> _Your goal_
Repeat the full listing below verbatim and keep the images out.
=-=-=
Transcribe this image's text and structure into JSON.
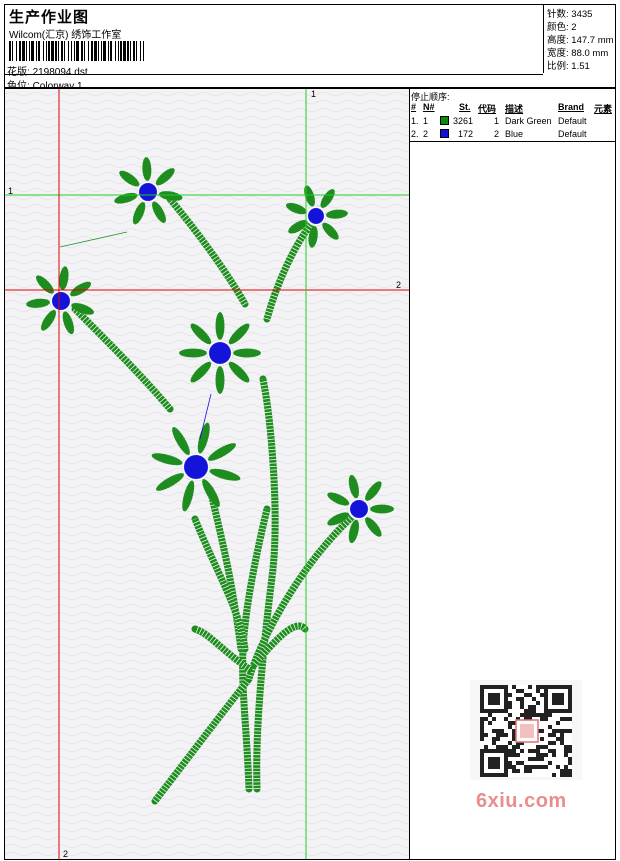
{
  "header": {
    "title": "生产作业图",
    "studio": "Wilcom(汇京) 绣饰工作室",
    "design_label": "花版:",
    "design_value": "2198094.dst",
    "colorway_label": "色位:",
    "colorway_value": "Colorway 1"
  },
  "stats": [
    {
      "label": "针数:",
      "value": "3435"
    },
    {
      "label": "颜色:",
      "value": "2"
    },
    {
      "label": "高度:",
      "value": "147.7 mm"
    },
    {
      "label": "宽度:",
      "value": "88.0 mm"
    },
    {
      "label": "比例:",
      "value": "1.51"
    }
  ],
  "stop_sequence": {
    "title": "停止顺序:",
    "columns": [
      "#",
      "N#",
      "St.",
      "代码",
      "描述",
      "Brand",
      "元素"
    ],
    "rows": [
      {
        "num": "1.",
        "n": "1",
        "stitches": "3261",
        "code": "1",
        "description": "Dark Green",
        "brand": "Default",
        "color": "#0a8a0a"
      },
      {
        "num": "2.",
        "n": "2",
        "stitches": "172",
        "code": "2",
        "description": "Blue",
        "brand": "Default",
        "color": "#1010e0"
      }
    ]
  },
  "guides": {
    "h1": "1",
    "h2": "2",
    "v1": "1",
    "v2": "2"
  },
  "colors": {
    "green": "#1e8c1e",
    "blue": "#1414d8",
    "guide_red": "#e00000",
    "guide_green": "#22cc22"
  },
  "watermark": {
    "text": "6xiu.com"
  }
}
=-=-=
> _Exercise solution_
Transcribe this image's text and structure into JSON.
{
  "header": {
    "title": "生产作业图",
    "studio": "Wilcom(汇京) 绣饰工作室",
    "design_label": "花版:",
    "design_value": "2198094.dst",
    "colorway_label": "色位:",
    "colorway_value": "Colorway 1"
  },
  "stats": [
    {
      "label": "针数:",
      "value": "3435"
    },
    {
      "label": "颜色:",
      "value": "2"
    },
    {
      "label": "高度:",
      "value": "147.7 mm"
    },
    {
      "label": "宽度:",
      "value": "88.0 mm"
    },
    {
      "label": "比例:",
      "value": "1.51"
    }
  ],
  "stop_sequence": {
    "title": "停止顺序:",
    "columns": [
      "#",
      "N#",
      "St.",
      "代码",
      "描述",
      "Brand",
      "元素"
    ],
    "rows": [
      {
        "num": "1.",
        "n": "1",
        "stitches": "3261",
        "code": "1",
        "description": "Dark Green",
        "brand": "Default",
        "color": "#0a8a0a"
      },
      {
        "num": "2.",
        "n": "2",
        "stitches": "172",
        "code": "2",
        "description": "Blue",
        "brand": "Default",
        "color": "#1010e0"
      }
    ]
  },
  "guides": {
    "h1": "1",
    "h2": "2",
    "v1": "1",
    "v2": "2"
  },
  "colors": {
    "green": "#1e8c1e",
    "blue": "#1414d8",
    "guide_red": "#e00000",
    "guide_green": "#22cc22"
  },
  "watermark": {
    "text": "6xiu.com"
  }
}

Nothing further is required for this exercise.